To be done ▸ From the summary of the 1997 Queensland Cup season, list every team that withdrew from the competition that year.

Source excerpt ▸
## begin

The 1997 Queensland Cup season was the 2nd season of Queensland's top-level statewide rugby league competition.

The competition, then known as the Channel Nine Queensland Cup for sponsorship purposes, was contested by fourteen teams over a 23-week-long season (including finals) which was eventually won by the Redcliffe Dolphins, who defeated the Easts Tigers 18–16 in the Grand Final at Suncorp Stadium.

Teams 
The number of teams in the Queensland Cup was reduced from 16 to 14 teams in 1997. The Burleigh Bears joined the competition, becoming the first Gold Coast-based side, while the Bundaberg Grizzlies, Mackay Sea Eagles and Sunshine Coast Falcons all withdrew.

Ladder

Finals series

Grand Final 

Redcliffe, who finished the season in 2nd place, qualified for their second straight Grand Final after going undefeated in the finals series. Easts, who finished 3rd, were defeated by Redcliffe in Week 3 of the finals and later qualified for the Grand Final after defeating Wests in the preliminary final. The two sides had first met in Round 13 of the regular season, with Easts running out 30-6 winners.

## end

Dataset entries ▸
## begin

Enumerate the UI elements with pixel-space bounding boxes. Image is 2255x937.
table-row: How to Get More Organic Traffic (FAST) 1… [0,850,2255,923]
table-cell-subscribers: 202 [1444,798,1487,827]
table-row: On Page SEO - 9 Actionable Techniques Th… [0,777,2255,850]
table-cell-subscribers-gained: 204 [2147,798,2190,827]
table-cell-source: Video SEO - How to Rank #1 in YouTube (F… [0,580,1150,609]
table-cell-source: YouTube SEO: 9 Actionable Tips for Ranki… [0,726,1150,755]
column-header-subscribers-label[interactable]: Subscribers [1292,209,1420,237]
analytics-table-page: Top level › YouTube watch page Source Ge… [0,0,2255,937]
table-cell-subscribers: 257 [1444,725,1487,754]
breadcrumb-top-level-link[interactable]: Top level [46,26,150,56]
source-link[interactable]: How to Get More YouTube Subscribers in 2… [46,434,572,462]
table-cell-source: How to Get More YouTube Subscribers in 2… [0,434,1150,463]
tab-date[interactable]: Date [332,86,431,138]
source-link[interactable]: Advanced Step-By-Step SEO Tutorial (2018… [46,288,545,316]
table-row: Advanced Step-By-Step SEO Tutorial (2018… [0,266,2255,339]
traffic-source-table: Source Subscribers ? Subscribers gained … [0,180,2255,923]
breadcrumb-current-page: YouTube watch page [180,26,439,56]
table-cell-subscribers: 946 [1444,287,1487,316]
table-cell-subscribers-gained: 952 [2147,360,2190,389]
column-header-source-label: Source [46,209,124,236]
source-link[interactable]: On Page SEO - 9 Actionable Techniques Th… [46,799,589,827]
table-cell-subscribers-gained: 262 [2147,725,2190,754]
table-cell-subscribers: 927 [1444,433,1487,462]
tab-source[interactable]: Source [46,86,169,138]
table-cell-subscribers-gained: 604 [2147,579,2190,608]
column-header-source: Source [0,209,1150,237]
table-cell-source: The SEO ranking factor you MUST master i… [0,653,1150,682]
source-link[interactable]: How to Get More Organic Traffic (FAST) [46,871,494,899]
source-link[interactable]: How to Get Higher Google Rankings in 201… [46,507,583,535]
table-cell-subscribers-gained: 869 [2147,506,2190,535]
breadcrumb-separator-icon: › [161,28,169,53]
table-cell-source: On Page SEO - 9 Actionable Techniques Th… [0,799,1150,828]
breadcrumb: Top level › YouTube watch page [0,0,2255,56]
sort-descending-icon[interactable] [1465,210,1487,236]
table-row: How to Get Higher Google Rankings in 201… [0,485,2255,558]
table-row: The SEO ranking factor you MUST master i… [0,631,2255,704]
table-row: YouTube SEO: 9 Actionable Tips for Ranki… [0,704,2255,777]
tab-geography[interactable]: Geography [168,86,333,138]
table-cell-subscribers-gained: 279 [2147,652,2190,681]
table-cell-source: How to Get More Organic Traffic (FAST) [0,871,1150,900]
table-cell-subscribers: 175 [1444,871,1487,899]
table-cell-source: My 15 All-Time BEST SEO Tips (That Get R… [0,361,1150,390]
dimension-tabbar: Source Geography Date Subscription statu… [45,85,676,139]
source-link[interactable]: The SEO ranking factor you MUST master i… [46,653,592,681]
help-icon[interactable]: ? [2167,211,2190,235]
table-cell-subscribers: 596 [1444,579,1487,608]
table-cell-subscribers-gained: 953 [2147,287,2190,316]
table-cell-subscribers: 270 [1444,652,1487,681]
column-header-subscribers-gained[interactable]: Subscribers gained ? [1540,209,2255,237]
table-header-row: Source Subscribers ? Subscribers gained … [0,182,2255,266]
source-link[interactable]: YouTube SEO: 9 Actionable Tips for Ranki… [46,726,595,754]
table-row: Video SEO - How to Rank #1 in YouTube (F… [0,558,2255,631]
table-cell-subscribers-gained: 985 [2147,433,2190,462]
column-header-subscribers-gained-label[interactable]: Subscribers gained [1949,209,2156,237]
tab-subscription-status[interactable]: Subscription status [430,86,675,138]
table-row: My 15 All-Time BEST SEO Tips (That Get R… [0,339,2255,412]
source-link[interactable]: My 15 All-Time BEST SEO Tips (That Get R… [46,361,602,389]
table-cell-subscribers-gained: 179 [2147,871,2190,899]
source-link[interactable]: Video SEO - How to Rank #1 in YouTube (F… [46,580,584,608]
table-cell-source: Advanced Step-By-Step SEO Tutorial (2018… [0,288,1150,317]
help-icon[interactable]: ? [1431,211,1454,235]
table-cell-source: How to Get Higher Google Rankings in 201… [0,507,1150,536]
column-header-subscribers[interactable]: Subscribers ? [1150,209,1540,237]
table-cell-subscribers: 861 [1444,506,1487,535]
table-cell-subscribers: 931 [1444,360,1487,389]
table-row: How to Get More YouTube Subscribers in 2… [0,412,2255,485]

## end

Written answer ▸
Bundaberg Grizzlies
Mackay Sea Eagles
Sunshine Coast Falcons